YOUR TASK
Present the following entries again, word for word and in full.

RECORDS FOR THIS TASK
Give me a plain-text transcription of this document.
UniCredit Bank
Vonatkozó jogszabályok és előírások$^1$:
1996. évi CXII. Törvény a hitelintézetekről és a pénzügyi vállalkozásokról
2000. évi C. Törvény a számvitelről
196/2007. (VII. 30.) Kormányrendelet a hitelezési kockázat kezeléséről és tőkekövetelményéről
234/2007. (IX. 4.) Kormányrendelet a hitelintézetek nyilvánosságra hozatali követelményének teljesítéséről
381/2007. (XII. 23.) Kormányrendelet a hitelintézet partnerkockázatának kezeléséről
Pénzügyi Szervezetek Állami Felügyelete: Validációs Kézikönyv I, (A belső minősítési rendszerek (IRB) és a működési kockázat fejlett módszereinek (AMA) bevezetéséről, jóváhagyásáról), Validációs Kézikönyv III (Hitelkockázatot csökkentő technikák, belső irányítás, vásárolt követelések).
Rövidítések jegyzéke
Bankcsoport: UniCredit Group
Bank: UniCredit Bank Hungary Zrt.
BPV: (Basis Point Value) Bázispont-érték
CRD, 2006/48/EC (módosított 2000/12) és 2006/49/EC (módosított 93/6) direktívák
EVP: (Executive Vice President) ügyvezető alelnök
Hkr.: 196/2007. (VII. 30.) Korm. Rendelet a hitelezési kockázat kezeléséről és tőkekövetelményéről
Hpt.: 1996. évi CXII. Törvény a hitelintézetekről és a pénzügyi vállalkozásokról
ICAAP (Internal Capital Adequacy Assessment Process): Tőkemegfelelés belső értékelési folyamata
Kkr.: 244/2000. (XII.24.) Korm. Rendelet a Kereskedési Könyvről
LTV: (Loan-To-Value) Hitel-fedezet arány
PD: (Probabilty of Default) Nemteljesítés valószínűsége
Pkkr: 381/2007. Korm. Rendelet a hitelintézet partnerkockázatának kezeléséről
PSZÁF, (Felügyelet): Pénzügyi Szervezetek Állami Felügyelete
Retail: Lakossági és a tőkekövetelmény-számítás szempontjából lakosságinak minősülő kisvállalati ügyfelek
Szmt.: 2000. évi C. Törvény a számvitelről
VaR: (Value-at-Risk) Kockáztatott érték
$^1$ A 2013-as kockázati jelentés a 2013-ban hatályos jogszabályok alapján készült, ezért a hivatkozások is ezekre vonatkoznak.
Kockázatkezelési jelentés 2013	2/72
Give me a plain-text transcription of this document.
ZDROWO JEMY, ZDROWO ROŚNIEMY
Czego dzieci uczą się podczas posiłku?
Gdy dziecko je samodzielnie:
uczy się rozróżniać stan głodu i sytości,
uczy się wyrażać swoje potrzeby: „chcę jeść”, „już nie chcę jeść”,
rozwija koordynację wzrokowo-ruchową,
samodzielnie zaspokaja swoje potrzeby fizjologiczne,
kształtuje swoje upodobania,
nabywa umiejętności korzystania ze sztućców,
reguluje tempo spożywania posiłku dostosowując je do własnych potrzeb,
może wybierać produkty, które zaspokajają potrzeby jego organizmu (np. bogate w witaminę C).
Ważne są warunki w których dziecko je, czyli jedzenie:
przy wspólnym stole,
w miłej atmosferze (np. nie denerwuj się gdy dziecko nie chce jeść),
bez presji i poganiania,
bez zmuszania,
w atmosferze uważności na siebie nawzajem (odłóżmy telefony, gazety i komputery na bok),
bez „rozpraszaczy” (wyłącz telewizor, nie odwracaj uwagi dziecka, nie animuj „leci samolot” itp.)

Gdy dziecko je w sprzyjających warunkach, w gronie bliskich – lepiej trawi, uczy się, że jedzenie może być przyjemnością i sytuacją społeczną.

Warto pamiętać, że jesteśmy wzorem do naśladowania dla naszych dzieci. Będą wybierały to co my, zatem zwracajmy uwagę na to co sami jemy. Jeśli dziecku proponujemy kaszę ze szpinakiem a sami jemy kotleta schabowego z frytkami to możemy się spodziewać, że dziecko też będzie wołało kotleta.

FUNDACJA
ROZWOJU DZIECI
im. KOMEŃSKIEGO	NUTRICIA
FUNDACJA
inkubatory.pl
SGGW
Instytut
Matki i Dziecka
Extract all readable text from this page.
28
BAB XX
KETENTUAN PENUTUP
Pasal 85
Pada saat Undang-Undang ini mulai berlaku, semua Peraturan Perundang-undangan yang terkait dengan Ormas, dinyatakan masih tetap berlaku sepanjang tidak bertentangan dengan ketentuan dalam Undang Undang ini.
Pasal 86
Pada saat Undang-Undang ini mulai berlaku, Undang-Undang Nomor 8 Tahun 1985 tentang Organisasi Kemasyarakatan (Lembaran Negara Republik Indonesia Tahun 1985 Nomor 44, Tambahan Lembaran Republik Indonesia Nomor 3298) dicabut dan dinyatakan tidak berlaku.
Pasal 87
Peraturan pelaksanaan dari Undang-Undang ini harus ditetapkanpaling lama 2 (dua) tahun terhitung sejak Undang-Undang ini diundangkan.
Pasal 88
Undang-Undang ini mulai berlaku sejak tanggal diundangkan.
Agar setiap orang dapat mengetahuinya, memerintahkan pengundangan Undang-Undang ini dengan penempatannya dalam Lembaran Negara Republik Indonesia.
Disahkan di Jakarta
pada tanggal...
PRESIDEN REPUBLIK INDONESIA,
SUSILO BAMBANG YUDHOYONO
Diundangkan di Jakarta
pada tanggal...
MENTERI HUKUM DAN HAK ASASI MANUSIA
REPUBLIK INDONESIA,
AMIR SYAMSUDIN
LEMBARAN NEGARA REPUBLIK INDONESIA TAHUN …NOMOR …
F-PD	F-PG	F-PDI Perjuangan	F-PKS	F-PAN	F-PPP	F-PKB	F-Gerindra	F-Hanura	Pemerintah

WORKED SOLUTION
Give me a plain-text transcription of this document.
UniCredit Bank
Vonatkozó jogszabályok és előírások$^1$:
1996. évi CXII. Törvény a hitelintézetekről és a pénzügyi vállalkozásokról
2000. évi C. Törvény a számvitelről
196/2007. (VII. 30.) Kormányrendelet a hitelezési kockázat kezeléséről és tőkekövetelményéről
234/2007. (IX. 4.) Kormányrendelet a hitelintézetek nyilvánosságra hozatali követelményének teljesítéséről
381/2007. (XII. 23.) Kormányrendelet a hitelintézet partnerkockázatának kezeléséről
Pénzügyi Szervezetek Állami Felügyelete: Validációs Kézikönyv I, (A belső minősítési rendszerek (IRB) és a működési kockázat fejlett módszereinek (AMA) bevezetéséről, jóváhagyásáról), Validációs Kézikönyv III (Hitelkockázatot csökkentő technikák, belső irányítás, vásárolt követelések).
Rövidítések jegyzéke
Bankcsoport: UniCredit Group
Bank: UniCredit Bank Hungary Zrt.
BPV: (Basis Point Value) Bázispont-érték
CRD, 2006/48/EC (módosított 2000/12) és 2006/49/EC (módosított 93/6) direktívák
EVP: (Executive Vice President) ügyvezető alelnök
Hkr.: 196/2007. (VII. 30.) Korm. Rendelet a hitelezési kockázat kezeléséről és tőkekövetelményéről
Hpt.: 1996. évi CXII. Törvény a hitelintézetekről és a pénzügyi vállalkozásokról
ICAAP (Internal Capital Adequacy Assessment Process): Tőkemegfelelés belső értékelési folyamata
Kkr.: 244/2000. (XII.24.) Korm. Rendelet a Kereskedési Könyvről
LTV: (Loan-To-Value) Hitel-fedezet arány
PD: (Probabilty of Default) Nemteljesítés valószínűsége
Pkkr: 381/2007. Korm. Rendelet a hitelintézet partnerkockázatának kezeléséről
PSZÁF, (Felügyelet): Pénzügyi Szervezetek Állami Felügyelete
Retail: Lakossági és a tőkekövetelmény-számítás szempontjából lakosságinak minősülő kisvállalati ügyfelek
Szmt.: 2000. évi C. Törvény a számvitelről
VaR: (Value-at-Risk) Kockáztatott érték
$^1$ A 2013-as kockázati jelentés a 2013-ban hatályos jogszabályok alapján készült, ezért a hivatkozások is ezekre vonatkoznak.
Kockázatkezelési jelentés 2013	2/72
Give me a plain-text transcription of this document.
ZDROWO JEMY, ZDROWO ROŚNIEMY
Czego dzieci uczą się podczas posiłku?
Gdy dziecko je samodzielnie:
uczy się rozróżniać stan głodu i sytości,
uczy się wyrażać swoje potrzeby: „chcę jeść”, „już nie chcę jeść”,
rozwija koordynację wzrokowo-ruchową,
samodzielnie zaspokaja swoje potrzeby fizjologiczne,
kształtuje swoje upodobania,
nabywa umiejętności korzystania ze sztućców,
reguluje tempo spożywania posiłku dostosowując je do własnych potrzeb,
może wybierać produkty, które zaspokajają potrzeby jego organizmu (np. bogate w witaminę C).
Ważne są warunki w których dziecko je, czyli jedzenie:
przy wspólnym stole,
w miłej atmosferze (np. nie denerwuj się gdy dziecko nie chce jeść),
bez presji i poganiania,
bez zmuszania,
w atmosferze uważności na siebie nawzajem (odłóżmy telefony, gazety i komputery na bok),
bez „rozpraszaczy” (wyłącz telewizor, nie odwracaj uwagi dziecka, nie animuj „leci samolot” itp.)

Gdy dziecko je w sprzyjających warunkach, w gronie bliskich – lepiej trawi, uczy się, że jedzenie może być przyjemnością i sytuacją społeczną.

Warto pamiętać, że jesteśmy wzorem do naśladowania dla naszych dzieci. Będą wybierały to co my, zatem zwracajmy uwagę na to co sami jemy. Jeśli dziecku proponujemy kaszę ze szpinakiem a sami jemy kotleta schabowego z frytkami to możemy się spodziewać, że dziecko też będzie wołało kotleta.

FUNDACJA
ROZWOJU DZIECI
im. KOMEŃSKIEGO	NUTRICIA
FUNDACJA
inkubatory.pl
SGGW
Instytut
Matki i Dziecka
Extract all readable text from this page.
28
BAB XX
KETENTUAN PENUTUP
Pasal 85
Pada saat Undang-Undang ini mulai berlaku, semua Peraturan Perundang-undangan yang terkait dengan Ormas, dinyatakan masih tetap berlaku sepanjang tidak bertentangan dengan ketentuan dalam Undang Undang ini.
Pasal 86
Pada saat Undang-Undang ini mulai berlaku, Undang-Undang Nomor 8 Tahun 1985 tentang Organisasi Kemasyarakatan (Lembaran Negara Republik Indonesia Tahun 1985 Nomor 44, Tambahan Lembaran Republik Indonesia Nomor 3298) dicabut dan dinyatakan tidak berlaku.
Pasal 87
Peraturan pelaksanaan dari Undang-Undang ini harus ditetapkanpaling lama 2 (dua) tahun terhitung sejak Undang-Undang ini diundangkan.
Pasal 88
Undang-Undang ini mulai berlaku sejak tanggal diundangkan.
Agar setiap orang dapat mengetahuinya, memerintahkan pengundangan Undang-Undang ini dengan penempatannya dalam Lembaran Negara Republik Indonesia.
Disahkan di Jakarta
pada tanggal...
PRESIDEN REPUBLIK INDONESIA,
SUSILO BAMBANG YUDHOYONO
Diundangkan di Jakarta
pada tanggal...
MENTERI HUKUM DAN HAK ASASI MANUSIA
REPUBLIK INDONESIA,
AMIR SYAMSUDIN
LEMBARAN NEGARA REPUBLIK INDONESIA TAHUN …NOMOR …
F-PD	F-PG	F-PDI Perjuangan	F-PKS	F-PAN	F-PPP	F-PKB	F-Gerindra	F-Hanura	Pemerintah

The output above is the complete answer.